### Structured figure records
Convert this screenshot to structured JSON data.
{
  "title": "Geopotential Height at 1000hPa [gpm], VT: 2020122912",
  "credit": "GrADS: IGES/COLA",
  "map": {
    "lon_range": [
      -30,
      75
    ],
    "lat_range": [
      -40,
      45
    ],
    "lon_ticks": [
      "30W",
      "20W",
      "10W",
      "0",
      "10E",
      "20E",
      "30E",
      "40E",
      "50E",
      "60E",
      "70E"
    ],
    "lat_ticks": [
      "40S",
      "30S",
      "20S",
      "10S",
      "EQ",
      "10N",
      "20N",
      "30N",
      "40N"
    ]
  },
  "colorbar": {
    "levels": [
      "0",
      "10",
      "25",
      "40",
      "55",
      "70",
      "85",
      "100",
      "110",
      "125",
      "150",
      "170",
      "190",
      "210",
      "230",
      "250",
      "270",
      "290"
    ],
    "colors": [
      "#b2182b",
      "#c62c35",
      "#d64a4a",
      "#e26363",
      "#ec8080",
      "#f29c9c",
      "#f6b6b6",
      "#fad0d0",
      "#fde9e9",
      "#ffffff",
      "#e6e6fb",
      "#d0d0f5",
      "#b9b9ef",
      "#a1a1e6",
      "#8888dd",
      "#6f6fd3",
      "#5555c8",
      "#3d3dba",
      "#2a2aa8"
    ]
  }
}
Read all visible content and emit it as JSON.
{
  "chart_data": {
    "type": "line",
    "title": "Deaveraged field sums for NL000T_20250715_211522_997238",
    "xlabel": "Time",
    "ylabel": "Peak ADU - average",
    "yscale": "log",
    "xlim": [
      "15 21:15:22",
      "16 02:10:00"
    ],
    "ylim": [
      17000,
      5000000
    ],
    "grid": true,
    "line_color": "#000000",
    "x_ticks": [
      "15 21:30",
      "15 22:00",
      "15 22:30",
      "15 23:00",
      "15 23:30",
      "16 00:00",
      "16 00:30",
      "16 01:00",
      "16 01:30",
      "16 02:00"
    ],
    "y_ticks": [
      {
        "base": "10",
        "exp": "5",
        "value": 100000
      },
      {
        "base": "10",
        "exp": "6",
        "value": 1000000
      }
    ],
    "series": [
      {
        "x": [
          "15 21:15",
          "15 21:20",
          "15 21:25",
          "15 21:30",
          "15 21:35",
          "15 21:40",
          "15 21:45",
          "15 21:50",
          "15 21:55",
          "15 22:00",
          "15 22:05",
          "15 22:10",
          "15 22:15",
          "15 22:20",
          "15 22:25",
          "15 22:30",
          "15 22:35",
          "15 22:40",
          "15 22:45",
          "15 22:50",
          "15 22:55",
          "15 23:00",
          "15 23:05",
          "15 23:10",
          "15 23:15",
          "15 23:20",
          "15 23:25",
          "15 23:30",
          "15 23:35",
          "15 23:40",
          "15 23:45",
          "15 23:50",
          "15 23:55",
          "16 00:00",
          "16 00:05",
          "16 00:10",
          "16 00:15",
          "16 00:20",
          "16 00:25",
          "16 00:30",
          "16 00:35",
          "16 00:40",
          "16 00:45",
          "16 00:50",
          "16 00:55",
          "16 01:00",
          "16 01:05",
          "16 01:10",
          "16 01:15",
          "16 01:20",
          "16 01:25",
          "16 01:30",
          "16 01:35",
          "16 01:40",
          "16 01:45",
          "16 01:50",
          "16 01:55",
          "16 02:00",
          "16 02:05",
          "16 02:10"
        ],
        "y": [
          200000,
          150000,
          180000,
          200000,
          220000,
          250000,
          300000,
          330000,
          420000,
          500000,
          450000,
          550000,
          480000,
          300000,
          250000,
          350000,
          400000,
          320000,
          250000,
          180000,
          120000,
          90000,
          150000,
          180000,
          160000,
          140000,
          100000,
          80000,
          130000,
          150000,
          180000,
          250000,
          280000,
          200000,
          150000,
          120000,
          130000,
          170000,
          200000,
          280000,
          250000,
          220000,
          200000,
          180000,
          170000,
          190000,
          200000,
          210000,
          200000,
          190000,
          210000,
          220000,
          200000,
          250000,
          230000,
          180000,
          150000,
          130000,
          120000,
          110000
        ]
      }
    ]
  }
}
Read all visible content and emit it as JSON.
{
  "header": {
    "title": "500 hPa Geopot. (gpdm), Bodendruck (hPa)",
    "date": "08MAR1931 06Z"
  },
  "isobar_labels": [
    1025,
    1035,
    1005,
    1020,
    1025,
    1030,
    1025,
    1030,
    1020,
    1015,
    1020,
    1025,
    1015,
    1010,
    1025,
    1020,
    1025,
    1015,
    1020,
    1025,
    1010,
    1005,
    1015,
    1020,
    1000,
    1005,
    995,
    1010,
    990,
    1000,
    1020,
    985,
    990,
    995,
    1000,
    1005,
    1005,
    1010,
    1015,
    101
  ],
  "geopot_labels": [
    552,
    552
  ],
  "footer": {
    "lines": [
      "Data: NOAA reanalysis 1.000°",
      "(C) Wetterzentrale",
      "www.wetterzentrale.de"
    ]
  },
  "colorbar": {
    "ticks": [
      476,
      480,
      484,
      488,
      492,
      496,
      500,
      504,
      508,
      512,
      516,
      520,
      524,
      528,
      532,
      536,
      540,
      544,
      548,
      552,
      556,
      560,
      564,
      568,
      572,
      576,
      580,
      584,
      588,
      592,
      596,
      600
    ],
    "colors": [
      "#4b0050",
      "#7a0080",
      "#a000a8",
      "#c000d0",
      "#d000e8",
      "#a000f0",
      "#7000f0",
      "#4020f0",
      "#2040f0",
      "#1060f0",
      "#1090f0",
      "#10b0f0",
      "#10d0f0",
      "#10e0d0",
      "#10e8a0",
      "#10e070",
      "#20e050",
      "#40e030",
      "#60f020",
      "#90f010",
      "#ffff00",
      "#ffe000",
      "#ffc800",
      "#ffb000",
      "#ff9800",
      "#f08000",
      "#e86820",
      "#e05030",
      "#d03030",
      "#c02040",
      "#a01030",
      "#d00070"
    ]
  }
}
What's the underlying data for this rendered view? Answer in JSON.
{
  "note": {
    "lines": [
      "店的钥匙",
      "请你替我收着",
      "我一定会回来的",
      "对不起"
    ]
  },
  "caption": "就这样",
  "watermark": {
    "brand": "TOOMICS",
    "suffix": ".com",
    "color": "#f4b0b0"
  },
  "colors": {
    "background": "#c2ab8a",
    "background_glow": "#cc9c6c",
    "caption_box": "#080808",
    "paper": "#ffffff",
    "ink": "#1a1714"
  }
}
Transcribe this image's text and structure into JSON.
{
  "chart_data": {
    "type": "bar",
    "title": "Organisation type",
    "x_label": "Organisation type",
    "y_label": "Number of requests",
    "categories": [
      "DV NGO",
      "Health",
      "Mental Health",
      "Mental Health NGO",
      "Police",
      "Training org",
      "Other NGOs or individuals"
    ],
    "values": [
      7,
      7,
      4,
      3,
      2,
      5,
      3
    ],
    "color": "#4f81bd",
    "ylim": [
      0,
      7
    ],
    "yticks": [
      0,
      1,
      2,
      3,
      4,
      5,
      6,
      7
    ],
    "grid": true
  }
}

### Goal of the exercise
Write down all the entries again without a single difference.

### Response to the task
Convert this screenshot to structured JSON data.
{
  "title": "Geopotential Height at 1000hPa [gpm], VT: 2020122912",
  "credit": "GrADS: IGES/COLA",
  "map": {
    "lon_range": [
      -30,
      75
    ],
    "lat_range": [
      -40,
      45
    ],
    "lon_ticks": [
      "30W",
      "20W",
      "10W",
      "0",
      "10E",
      "20E",
      "30E",
      "40E",
      "50E",
      "60E",
      "70E"
    ],
    "lat_ticks": [
      "40S",
      "30S",
      "20S",
      "10S",
      "EQ",
      "10N",
      "20N",
      "30N",
      "40N"
    ]
  },
  "colorbar": {
    "levels": [
      "0",
      "10",
      "25",
      "40",
      "55",
      "70",
      "85",
      "100",
      "110",
      "125",
      "150",
      "170",
      "190",
      "210",
      "230",
      "250",
      "270",
      "290"
    ],
    "colors": [
      "#b2182b",
      "#c62c35",
      "#d64a4a",
      "#e26363",
      "#ec8080",
      "#f29c9c",
      "#f6b6b6",
      "#fad0d0",
      "#fde9e9",
      "#ffffff",
      "#e6e6fb",
      "#d0d0f5",
      "#b9b9ef",
      "#a1a1e6",
      "#8888dd",
      "#6f6fd3",
      "#5555c8",
      "#3d3dba",
      "#2a2aa8"
    ]
  }
}
Read all visible content and emit it as JSON.
{
  "chart_data": {
    "type": "line",
    "title": "Deaveraged field sums for NL000T_20250715_211522_997238",
    "xlabel": "Time",
    "ylabel": "Peak ADU - average",
    "yscale": "log",
    "xlim": [
      "15 21:15:22",
      "16 02:10:00"
    ],
    "ylim": [
      17000,
      5000000
    ],
    "grid": true,
    "line_color": "#000000",
    "x_ticks": [
      "15 21:30",
      "15 22:00",
      "15 22:30",
      "15 23:00",
      "15 23:30",
      "16 00:00",
      "16 00:30",
      "16 01:00",
      "16 01:30",
      "16 02:00"
    ],
    "y_ticks": [
      {
        "base": "10",
        "exp": "5",
        "value": 100000
      },
      {
        "base": "10",
        "exp": "6",
        "value": 1000000
      }
    ],
    "series": [
      {
        "x": [
          "15 21:15",
          "15 21:20",
          "15 21:25",
          "15 21:30",
          "15 21:35",
          "15 21:40",
          "15 21:45",
          "15 21:50",
          "15 21:55",
          "15 22:00",
          "15 22:05",
          "15 22:10",
          "15 22:15",
          "15 22:20",
          "15 22:25",
          "15 22:30",
          "15 22:35",
          "15 22:40",
          "15 22:45",
          "15 22:50",
          "15 22:55",
          "15 23:00",
          "15 23:05",
          "15 23:10",
          "15 23:15",
          "15 23:20",
          "15 23:25",
          "15 23:30",
          "15 23:35",
          "15 23:40",
          "15 23:45",
          "15 23:50",
          "15 23:55",
          "16 00:00",
          "16 00:05",
          "16 00:10",
          "16 00:15",
          "16 00:20",
          "16 00:25",
          "16 00:30",
          "16 00:35",
          "16 00:40",
          "16 00:45",
          "16 00:50",
          "16 00:55",
          "16 01:00",
          "16 01:05",
          "16 01:10",
          "16 01:15",
          "16 01:20",
          "16 01:25",
          "16 01:30",
          "16 01:35",
          "16 01:40",
          "16 01:45",
          "16 01:50",
          "16 01:55",
          "16 02:00",
          "16 02:05",
          "16 02:10"
        ],
        "y": [
          200000,
          150000,
          180000,
          200000,
          220000,
          250000,
          300000,
          330000,
          420000,
          500000,
          450000,
          550000,
          480000,
          300000,
          250000,
          350000,
          400000,
          320000,
          250000,
          180000,
          120000,
          90000,
          150000,
          180000,
          160000,
          140000,
          100000,
          80000,
          130000,
          150000,
          180000,
          250000,
          280000,
          200000,
          150000,
          120000,
          130000,
          170000,
          200000,
          280000,
          250000,
          220000,
          200000,
          180000,
          170000,
          190000,
          200000,
          210000,
          200000,
          190000,
          210000,
          220000,
          200000,
          250000,
          230000,
          180000,
          150000,
          130000,
          120000,
          110000
        ]
      }
    ]
  }
}
Read all visible content and emit it as JSON.
{
  "header": {
    "title": "500 hPa Geopot. (gpdm), Bodendruck (hPa)",
    "date": "08MAR1931 06Z"
  },
  "isobar_labels": [
    1025,
    1035,
    1005,
    1020,
    1025,
    1030,
    1025,
    1030,
    1020,
    1015,
    1020,
    1025,
    1015,
    1010,
    1025,
    1020,
    1025,
    1015,
    1020,
    1025,
    1010,
    1005,
    1015,
    1020,
    1000,
    1005,
    995,
    1010,
    990,
    1000,
    1020,
    985,
    990,
    995,
    1000,
    1005,
    1005,
    1010,
    1015,
    101
  ],
  "geopot_labels": [
    552,
    552
  ],
  "footer": {
    "lines": [
      "Data: NOAA reanalysis 1.000°",
      "(C) Wetterzentrale",
      "www.wetterzentrale.de"
    ]
  },
  "colorbar": {
    "ticks": [
      476,
      480,
      484,
      488,
      492,
      496,
      500,
      504,
      508,
      512,
      516,
      520,
      524,
      528,
      532,
      536,
      540,
      544,
      548,
      552,
      556,
      560,
      564,
      568,
      572,
      576,
      580,
      584,
      588,
      592,
      596,
      600
    ],
    "colors": [
      "#4b0050",
      "#7a0080",
      "#a000a8",
      "#c000d0",
      "#d000e8",
      "#a000f0",
      "#7000f0",
      "#4020f0",
      "#2040f0",
      "#1060f0",
      "#1090f0",
      "#10b0f0",
      "#10d0f0",
      "#10e0d0",
      "#10e8a0",
      "#10e070",
      "#20e050",
      "#40e030",
      "#60f020",
      "#90f010",
      "#ffff00",
      "#ffe000",
      "#ffc800",
      "#ffb000",
      "#ff9800",
      "#f08000",
      "#e86820",
      "#e05030",
      "#d03030",
      "#c02040",
      "#a01030",
      "#d00070"
    ]
  }
}
What's the underlying data for this rendered view? Answer in JSON.
{
  "note": {
    "lines": [
      "店的钥匙",
      "请你替我收着",
      "我一定会回来的",
      "对不起"
    ]
  },
  "caption": "就这样",
  "watermark": {
    "brand": "TOOMICS",
    "suffix": ".com",
    "color": "#f4b0b0"
  },
  "colors": {
    "background": "#c2ab8a",
    "background_glow": "#cc9c6c",
    "caption_box": "#080808",
    "paper": "#ffffff",
    "ink": "#1a1714"
  }
}
Transcribe this image's text and structure into JSON.
{
  "chart_data": {
    "type": "bar",
    "title": "Organisation type",
    "x_label": "Organisation type",
    "y_label": "Number of requests",
    "categories": [
      "DV NGO",
      "Health",
      "Mental Health",
      "Mental Health NGO",
      "Police",
      "Training org",
      "Other NGOs or individuals"
    ],
    "values": [
      7,
      7,
      4,
      3,
      2,
      5,
      3
    ],
    "color": "#4f81bd",
    "ylim": [
      0,
      7
    ],
    "yticks": [
      0,
      1,
      2,
      3,
      4,
      5,
      6,
      7
    ],
    "grid": true
  }
}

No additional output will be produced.